_Exercise description_
In the data below, find every line with the string "JSON" and pull it out.

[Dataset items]

******************************

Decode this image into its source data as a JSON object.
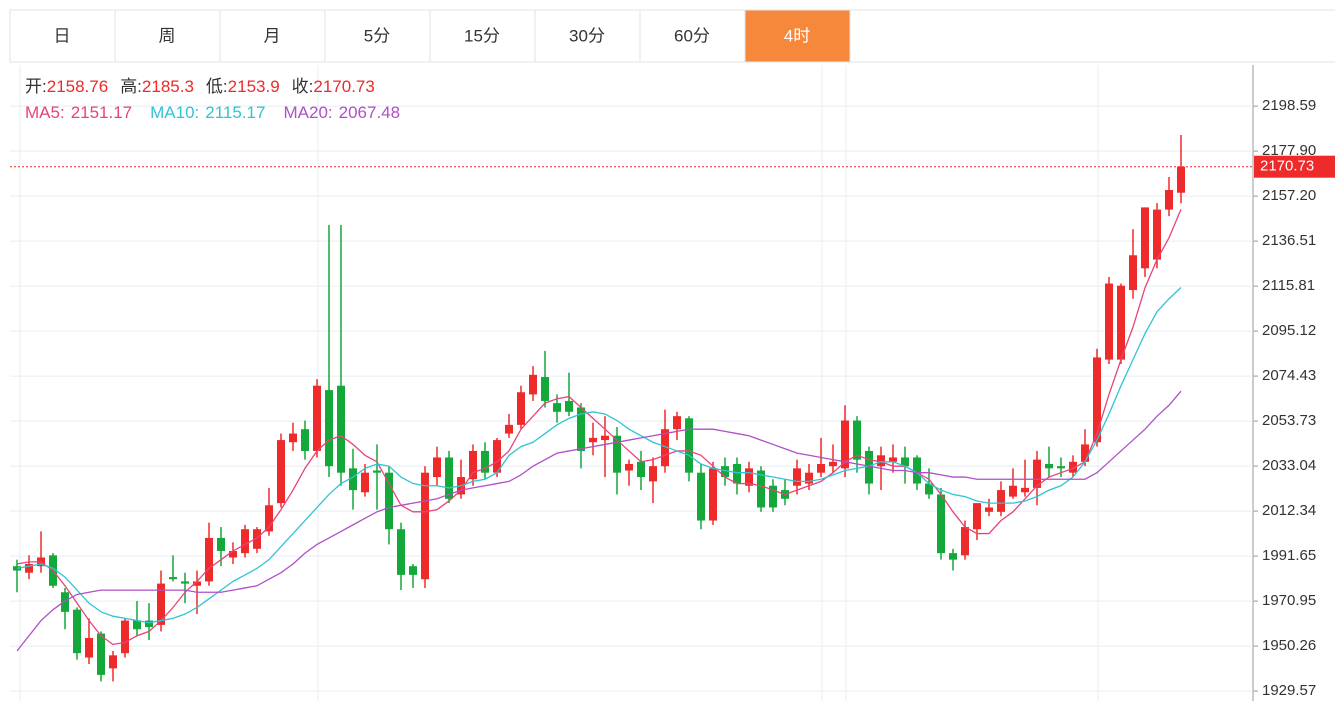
{
  "tabs": [
    "日",
    "周",
    "月",
    "5分",
    "15分",
    "30分",
    "60分",
    "4时"
  ],
  "active_tab": 7,
  "chart_data": {
    "type": "candlestick",
    "ohlc_labels": [
      "开:",
      "高:",
      "低:",
      "收:"
    ],
    "open": [
      1987,
      1984,
      1987,
      1992,
      1975,
      1967,
      1945,
      1956,
      1940,
      1947,
      1962,
      1962,
      1960,
      1982,
      1980,
      1978,
      1980,
      2000,
      1991,
      1993,
      1995,
      2003,
      2016,
      2044,
      2050,
      2040,
      2068,
      2070,
      2032,
      2021,
      2031,
      2030,
      2004,
      1987,
      1981,
      2028,
      2037,
      2020,
      2027,
      2040,
      2030,
      2048,
      2052,
      2066,
      2074,
      2062,
      2063,
      2060,
      2044,
      2045,
      2047,
      2031,
      2035,
      2026,
      2033,
      2050,
      2055,
      2030,
      2008,
      2033,
      2034,
      2024,
      2031,
      2024,
      2022,
      2024,
      2025,
      2030,
      2033,
      2032,
      2054,
      2040,
      2033,
      2035,
      2037,
      2037,
      2025,
      2020,
      1993,
      1992,
      2004,
      2012,
      2012,
      2019,
      2021,
      2023,
      2034,
      2033,
      2030,
      2035,
      2044,
      2082,
      2082,
      2114,
      2124,
      2128,
      2151,
      2158.76
    ],
    "high": [
      1990,
      1992,
      2003,
      1993,
      1977,
      1968,
      1963,
      1957,
      1948,
      1963,
      1971,
      1970,
      1985,
      1992,
      1984,
      1985,
      2007,
      2005,
      1998,
      2006,
      2005,
      2023,
      2048,
      2053,
      2054,
      2073,
      2144,
      2144,
      2041,
      2034,
      2043,
      2033,
      2007,
      1988,
      2033,
      2042,
      2040,
      2036,
      2043,
      2044,
      2046,
      2057,
      2070,
      2079,
      2086,
      2066,
      2076,
      2062,
      2053,
      2056,
      2051,
      2036,
      2040,
      2037,
      2059,
      2058,
      2056,
      2034,
      2035,
      2037,
      2037,
      2035,
      2033,
      2027,
      2027,
      2036,
      2034,
      2046,
      2043,
      2061,
      2056,
      2042,
      2042,
      2043,
      2042,
      2038,
      2032,
      2023,
      1995,
      2008,
      2016,
      2018,
      2026,
      2032,
      2036,
      2040,
      2042,
      2037,
      2038,
      2050,
      2087,
      2120,
      2117,
      2142,
      2152,
      2154,
      2166,
      2185.3
    ],
    "low": [
      1975,
      1981,
      1984,
      1977,
      1958,
      1944,
      1942,
      1934,
      1934,
      1945,
      1955,
      1953,
      1957,
      1980,
      1970,
      1965,
      1978,
      1987,
      1988,
      1991,
      1993,
      2001,
      2014,
      2040,
      2036,
      2037,
      2028,
      2024,
      2013,
      2019,
      2013,
      1997,
      1976,
      1977,
      1977,
      2024,
      2016,
      2018,
      2024,
      2027,
      2028,
      2046,
      2050,
      2063,
      2060,
      2053,
      2056,
      2032,
      2038,
      2028,
      2020,
      2024,
      2022,
      2016,
      2030,
      2045,
      2026,
      2004,
      2006,
      2024,
      2020,
      2021,
      2012,
      2012,
      2015,
      2020,
      2022,
      2028,
      2030,
      2028,
      2030,
      2020,
      2022,
      2030,
      2025,
      2022,
      2018,
      1990,
      1985,
      1990,
      1999,
      2010,
      2010,
      2018,
      2019,
      2015,
      2028,
      2028,
      2028,
      2033,
      2042,
      2080,
      2080,
      2110,
      2120,
      2124,
      2148,
      2153.9
    ],
    "close": [
      1985,
      1988,
      1991,
      1978,
      1966,
      1947,
      1954,
      1937,
      1946,
      1962,
      1958,
      1959,
      1979,
      1981,
      1979,
      1980,
      2000,
      1994,
      1994,
      2004,
      2004,
      2015,
      2045,
      2048,
      2040,
      2070,
      2033,
      2030,
      2022,
      2030,
      2030,
      2004,
      1983,
      1983,
      2030,
      2037,
      2018,
      2028,
      2040,
      2030,
      2045,
      2052,
      2067,
      2075,
      2063,
      2058,
      2058,
      2040,
      2046,
      2047,
      2030,
      2034,
      2028,
      2033,
      2050,
      2056,
      2030,
      2008,
      2032,
      2028,
      2025,
      2032,
      2014,
      2014,
      2018,
      2032,
      2030,
      2034,
      2035,
      2054,
      2036,
      2025,
      2038,
      2037,
      2033,
      2025,
      2020,
      1993,
      1990,
      2005,
      2016,
      2014,
      2022,
      2024,
      2023,
      2036,
      2032,
      2032,
      2035,
      2043,
      2083,
      2117,
      2116,
      2130,
      2152,
      2151,
      2160,
      2170.73
    ],
    "ma": [
      {
        "name": "MA5:",
        "color": "#e8437a",
        "values": [
          1988,
          1989,
          1989,
          1985,
          1978,
          1970,
          1962,
          1955,
          1951,
          1952,
          1955,
          1957,
          1962,
          1968,
          1975,
          1980,
          1986,
          1990,
          1994,
          1997,
          2000,
          2005,
          2013,
          2022,
          2032,
          2040,
          2045,
          2047,
          2043,
          2038,
          2035,
          2025,
          2015,
          2012,
          2012,
          2013,
          2017,
          2022,
          2030,
          2032,
          2035,
          2040,
          2050,
          2056,
          2062,
          2064,
          2065,
          2060,
          2055,
          2050,
          2045,
          2040,
          2035,
          2036,
          2038,
          2040,
          2040,
          2038,
          2033,
          2028,
          2025,
          2025,
          2024,
          2022,
          2020,
          2022,
          2024,
          2026,
          2030,
          2035,
          2038,
          2036,
          2035,
          2033,
          2033,
          2030,
          2027,
          2020,
          2012,
          2005,
          2002,
          2002,
          2008,
          2012,
          2018,
          2024,
          2028,
          2030,
          2032,
          2035,
          2048,
          2066,
          2082,
          2097,
          2115,
          2128,
          2138,
          2151.17
        ]
      },
      {
        "name": "MA10:",
        "color": "#2fc4d3",
        "values": [
          1986,
          1987,
          1988,
          1986,
          1982,
          1976,
          1970,
          1966,
          1964,
          1963,
          1962,
          1961,
          1962,
          1963,
          1965,
          1968,
          1972,
          1976,
          1980,
          1983,
          1986,
          1990,
          1996,
          2002,
          2008,
          2014,
          2020,
          2025,
          2028,
          2032,
          2034,
          2033,
          2028,
          2025,
          2024,
          2024,
          2023,
          2024,
          2026,
          2027,
          2030,
          2038,
          2042,
          2044,
          2048,
          2052,
          2055,
          2057,
          2058,
          2057,
          2054,
          2050,
          2047,
          2044,
          2042,
          2040,
          2038,
          2034,
          2032,
          2031,
          2030,
          2030,
          2029,
          2028,
          2027,
          2026,
          2026,
          2027,
          2029,
          2031,
          2032,
          2033,
          2035,
          2035,
          2033,
          2030,
          2025,
          2022,
          2020,
          2019,
          2017,
          2016,
          2016,
          2016,
          2017,
          2019,
          2022,
          2024,
          2028,
          2035,
          2045,
          2057,
          2070,
          2082,
          2094,
          2104,
          2110,
          2115.17
        ]
      },
      {
        "name": "MA20:",
        "color": "#b04fc8",
        "values": [
          1948,
          1955,
          1962,
          1967,
          1971,
          1974,
          1975,
          1976,
          1976,
          1976,
          1976,
          1976,
          1976,
          1976,
          1976,
          1975,
          1975,
          1975,
          1976,
          1977,
          1978,
          1981,
          1984,
          1988,
          1993,
          1997,
          2000,
          2003,
          2006,
          2009,
          2012,
          2014,
          2015,
          2016,
          2017,
          2018,
          2020,
          2022,
          2023,
          2024,
          2025,
          2026,
          2029,
          2033,
          2036,
          2039,
          2040,
          2041,
          2042,
          2043,
          2044,
          2045,
          2046,
          2047,
          2048,
          2049,
          2050,
          2050,
          2050,
          2049,
          2048,
          2047,
          2045,
          2043,
          2041,
          2039,
          2038,
          2037,
          2036,
          2035,
          2034,
          2033,
          2032,
          2031,
          2031,
          2030,
          2030,
          2029,
          2028,
          2028,
          2027,
          2027,
          2027,
          2027,
          2027,
          2027,
          2027,
          2027,
          2027,
          2027,
          2030,
          2035,
          2040,
          2045,
          2050,
          2056,
          2061,
          2067.48
        ]
      }
    ],
    "up_color": "#ee2a2a",
    "down_color": "#14a83b",
    "ylim": [
      1925,
      2217.5
    ],
    "yticks": [
      2198.59,
      {
        "value": 2177.9,
        "label": "2177.90"
      },
      {
        "value": 2157.2,
        "label": "2157.20"
      },
      2136.51,
      2115.81,
      2095.12,
      2074.43,
      2053.73,
      2033.04,
      2012.34,
      1991.65,
      1970.95,
      1950.26,
      1929.57
    ],
    "grid": true
  }
}
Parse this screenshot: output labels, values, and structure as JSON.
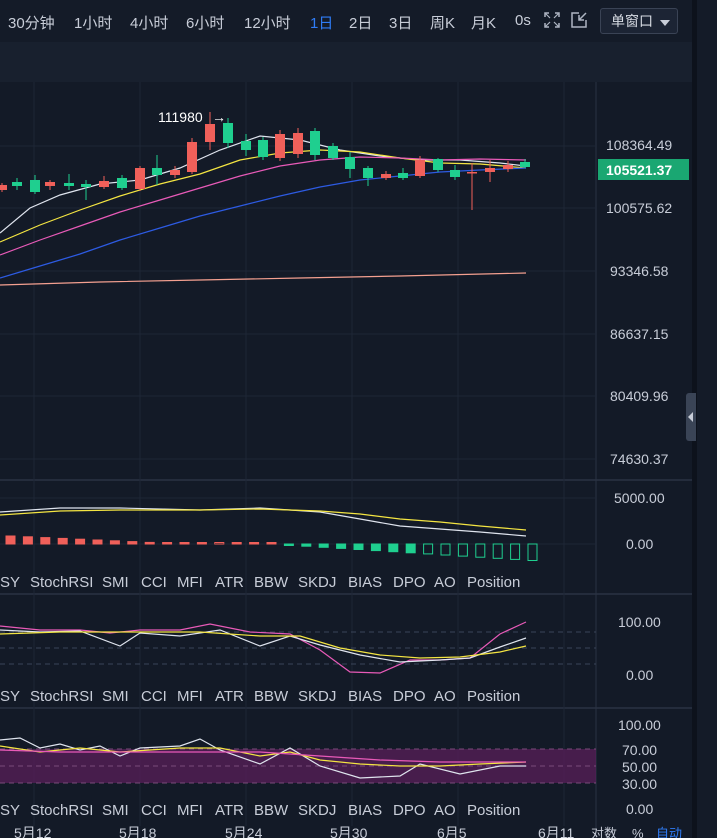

******************************

_Written answer_
Decode this image into its source data as a JSON object.
Parse this screenshot: output labels, values, and structure as JSON.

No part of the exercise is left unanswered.